▶ _Goal of the exercise_:
Where a line below holds the string "доверенность", copy that line.

▶ _Records for the task_:
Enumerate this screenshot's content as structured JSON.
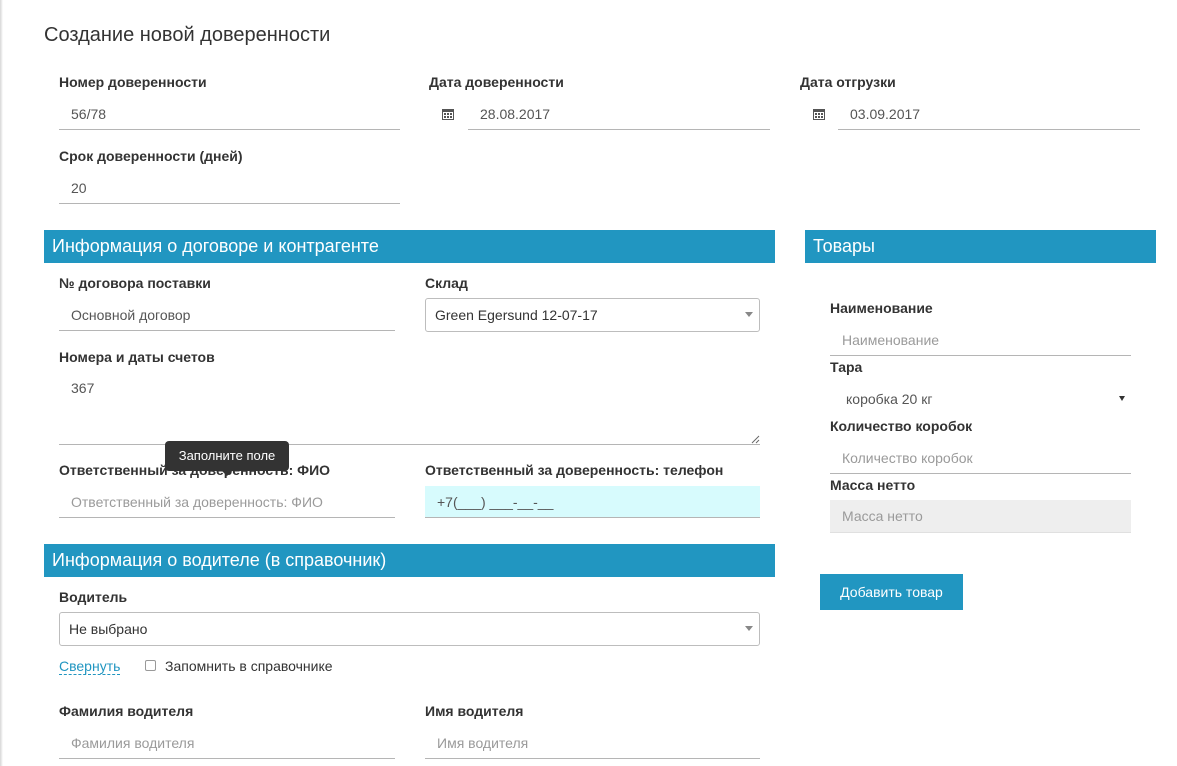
{
  "page_title": "Создание новой доверенности",
  "header_fields": {
    "number": {
      "label": "Номер доверенности",
      "value": "56/78"
    },
    "date": {
      "label": "Дата доверенности",
      "value": "28.08.2017",
      "icon": "calendar-icon"
    },
    "shipment_date": {
      "label": "Дата отгрузки",
      "value": "03.09.2017",
      "icon": "calendar-icon"
    },
    "term_days": {
      "label": "Срок доверенности (дней)",
      "value": "20"
    }
  },
  "contract_section": {
    "title": "Информация о договоре и контрагенте",
    "contract": {
      "label": "№ договора поставки",
      "value": "Основной договор"
    },
    "warehouse": {
      "label": "Склад",
      "value": "Green Egersund 12-07-17"
    },
    "invoices": {
      "label": "Номера и даты счетов",
      "value": "367"
    },
    "responsible_name": {
      "label": "Ответственный за доверенность: ФИО",
      "placeholder": "Ответственный за доверенность: ФИО"
    },
    "responsible_phone": {
      "label": "Ответственный за доверенность: телефон",
      "value": "+7(___) ___-__-__"
    },
    "tooltip": "Заполните поле"
  },
  "driver_section": {
    "title": "Информация о водителе (в справочник)",
    "driver": {
      "label": "Водитель",
      "value": "Не выбрано"
    },
    "collapse_link": "Свернуть",
    "remember_label": "Запомнить в справочнике",
    "remember_checked": false,
    "last_name": {
      "label": "Фамилия водителя",
      "placeholder": "Фамилия водителя"
    },
    "first_name": {
      "label": "Имя водителя",
      "placeholder": "Имя водителя"
    }
  },
  "goods_section": {
    "title": "Товары",
    "name": {
      "label": "Наименование",
      "placeholder": "Наименование"
    },
    "package": {
      "label": "Тара",
      "value": "коробка 20 кг"
    },
    "box_count": {
      "label": "Количество коробок",
      "placeholder": "Количество коробок"
    },
    "net_weight": {
      "label": "Масса нетто",
      "placeholder": "Масса нетто"
    },
    "add_button": "Добавить товар"
  },
  "colors": {
    "accent": "#2196c1",
    "highlight_field": "#d7fbfd",
    "tooltip_bg": "#333333"
  }
}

▶ _Response to the task_:
      "label": "Ответственный за доверенность: ФИО",
      "placeholder": "Ответственный за доверенность: ФИО"
      "label": "Ответственный за доверенность: телефон",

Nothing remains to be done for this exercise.